» Exercise prompt
Leave out the pictures and repeat every record exactly.

• • •

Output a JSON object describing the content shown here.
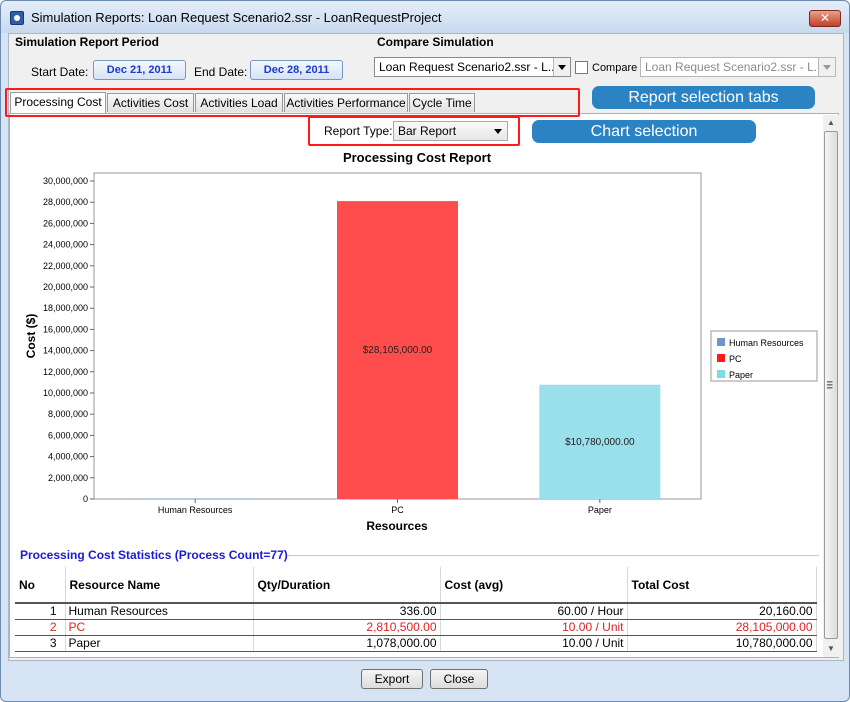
{
  "window": {
    "title": "Simulation Reports: Loan Request Scenario2.ssr - LoanRequestProject",
    "close_glyph": "✕"
  },
  "period": {
    "group_label": "Simulation Report Period",
    "start_label": "Start Date:",
    "start_value": "Dec 21, 2011",
    "end_label": "End Date:",
    "end_value": "Dec 28, 2011"
  },
  "compare": {
    "group_label": "Compare Simulation",
    "scenario_value": "Loan Request Scenario2.ssr - L...",
    "checkbox_label": "Compare",
    "compare_value": "Loan Request Scenario2.ssr - L..."
  },
  "tabs": [
    {
      "label": "Processing Cost",
      "active": true
    },
    {
      "label": "Activities Cost"
    },
    {
      "label": "Activities Load"
    },
    {
      "label": "Activities Performance"
    },
    {
      "label": "Cycle Time"
    }
  ],
  "annotations": {
    "tabs_callout": "Report selection tabs",
    "chart_callout": "Chart selection"
  },
  "report_type": {
    "label": "Report Type:",
    "value": "Bar Report"
  },
  "chart_data": {
    "type": "bar",
    "title": "Processing Cost Report",
    "xlabel": "Resources",
    "ylabel": "Cost ($)",
    "categories": [
      "Human Resources",
      "PC",
      "Paper"
    ],
    "values": [
      20160,
      28105000,
      10780000
    ],
    "data_labels": [
      "",
      "$28,105,000.00",
      "$10,780,000.00"
    ],
    "colors": [
      "#6699cc",
      "#ff4d4d",
      "#99e0ea"
    ],
    "ylim": [
      0,
      30000000
    ],
    "yticks": [
      0,
      2000000,
      4000000,
      6000000,
      8000000,
      10000000,
      12000000,
      14000000,
      16000000,
      18000000,
      20000000,
      22000000,
      24000000,
      26000000,
      28000000,
      30000000
    ],
    "ytick_labels": [
      "0",
      "2,000,000",
      "4,000,000",
      "6,000,000",
      "8,000,000",
      "10,000,000",
      "12,000,000",
      "14,000,000",
      "16,000,000",
      "18,000,000",
      "20,000,000",
      "22,000,000",
      "24,000,000",
      "26,000,000",
      "28,000,000",
      "30,000,000"
    ],
    "legend": [
      {
        "name": "Human Resources",
        "color": "#6699cc"
      },
      {
        "name": "PC",
        "color": "#ff1a1a"
      },
      {
        "name": "Paper",
        "color": "#7fd9e6"
      }
    ],
    "legend_position": "right",
    "grid": false
  },
  "stats": {
    "title": "Processing Cost Statistics (Process Count=77)",
    "headers": [
      "No",
      "Resource Name",
      "Qty/Duration",
      "Cost (avg)",
      "Total Cost"
    ],
    "rows": [
      {
        "no": "1",
        "name": "Human Resources",
        "qty": "336.00",
        "cost": "60.00 / Hour",
        "total": "20,160.00",
        "highlight": false
      },
      {
        "no": "2",
        "name": "PC",
        "qty": "2,810,500.00",
        "cost": "10.00 / Unit",
        "total": "28,105,000.00",
        "highlight": true
      },
      {
        "no": "3",
        "name": "Paper",
        "qty": "1,078,000.00",
        "cost": "10.00 / Unit",
        "total": "10,780,000.00",
        "highlight": false
      }
    ]
  },
  "buttons": {
    "export": "Export",
    "close": "Close"
  }
}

• • •

» Output for this exercise
Output a JSON object describing the content shown here.
{
  "window": {
    "title": "Simulation Reports: Loan Request Scenario2.ssr - LoanRequestProject",
    "close_glyph": "✕"
  },
  "period": {
    "group_label": "Simulation Report Period",
    "start_label": "Start Date:",
    "start_value": "Dec 21, 2011",
    "end_label": "End Date:",
    "end_value": "Dec 28, 2011"
  },
  "compare": {
    "group_label": "Compare Simulation",
    "scenario_value": "Loan Request Scenario2.ssr - L...",
    "checkbox_label": "Compare",
    "compare_value": "Loan Request Scenario2.ssr - L..."
  },
  "tabs": [
    {
      "label": "Processing Cost",
      "active": true
    },
    {
      "label": "Activities Cost"
    },
    {
      "label": "Activities Load"
    },
    {
      "label": "Activities Performance"
    },
    {
      "label": "Cycle Time"
    }
  ],
  "annotations": {
    "tabs_callout": "Report selection tabs",
    "chart_callout": "Chart selection"
  },
  "report_type": {
    "label": "Report Type:",
    "value": "Bar Report"
  },
  "chart_data": {
    "type": "bar",
    "title": "Processing Cost Report",
    "xlabel": "Resources",
    "ylabel": "Cost ($)",
    "categories": [
      "Human Resources",
      "PC",
      "Paper"
    ],
    "values": [
      20160,
      28105000,
      10780000
    ],
    "data_labels": [
      "",
      "$28,105,000.00",
      "$10,780,000.00"
    ],
    "colors": [
      "#6699cc",
      "#ff4d4d",
      "#99e0ea"
    ],
    "ylim": [
      0,
      30000000
    ],
    "yticks": [
      0,
      2000000,
      4000000,
      6000000,
      8000000,
      10000000,
      12000000,
      14000000,
      16000000,
      18000000,
      20000000,
      22000000,
      24000000,
      26000000,
      28000000,
      30000000
    ],
    "ytick_labels": [
      "0",
      "2,000,000",
      "4,000,000",
      "6,000,000",
      "8,000,000",
      "10,000,000",
      "12,000,000",
      "14,000,000",
      "16,000,000",
      "18,000,000",
      "20,000,000",
      "22,000,000",
      "24,000,000",
      "26,000,000",
      "28,000,000",
      "30,000,000"
    ],
    "legend": [
      {
        "name": "Human Resources",
        "color": "#6699cc"
      },
      {
        "name": "PC",
        "color": "#ff1a1a"
      },
      {
        "name": "Paper",
        "color": "#7fd9e6"
      }
    ],
    "legend_position": "right",
    "grid": false
  },
  "stats": {
    "title": "Processing Cost Statistics (Process Count=77)",
    "headers": [
      "No",
      "Resource Name",
      "Qty/Duration",
      "Cost (avg)",
      "Total Cost"
    ],
    "rows": [
      {
        "no": "1",
        "name": "Human Resources",
        "qty": "336.00",
        "cost": "60.00 / Hour",
        "total": "20,160.00",
        "highlight": false
      },
      {
        "no": "2",
        "name": "PC",
        "qty": "2,810,500.00",
        "cost": "10.00 / Unit",
        "total": "28,105,000.00",
        "highlight": true
      },
      {
        "no": "3",
        "name": "Paper",
        "qty": "1,078,000.00",
        "cost": "10.00 / Unit",
        "total": "10,780,000.00",
        "highlight": false
      }
    ]
  },
  "buttons": {
    "export": "Export",
    "close": "Close"
  }
}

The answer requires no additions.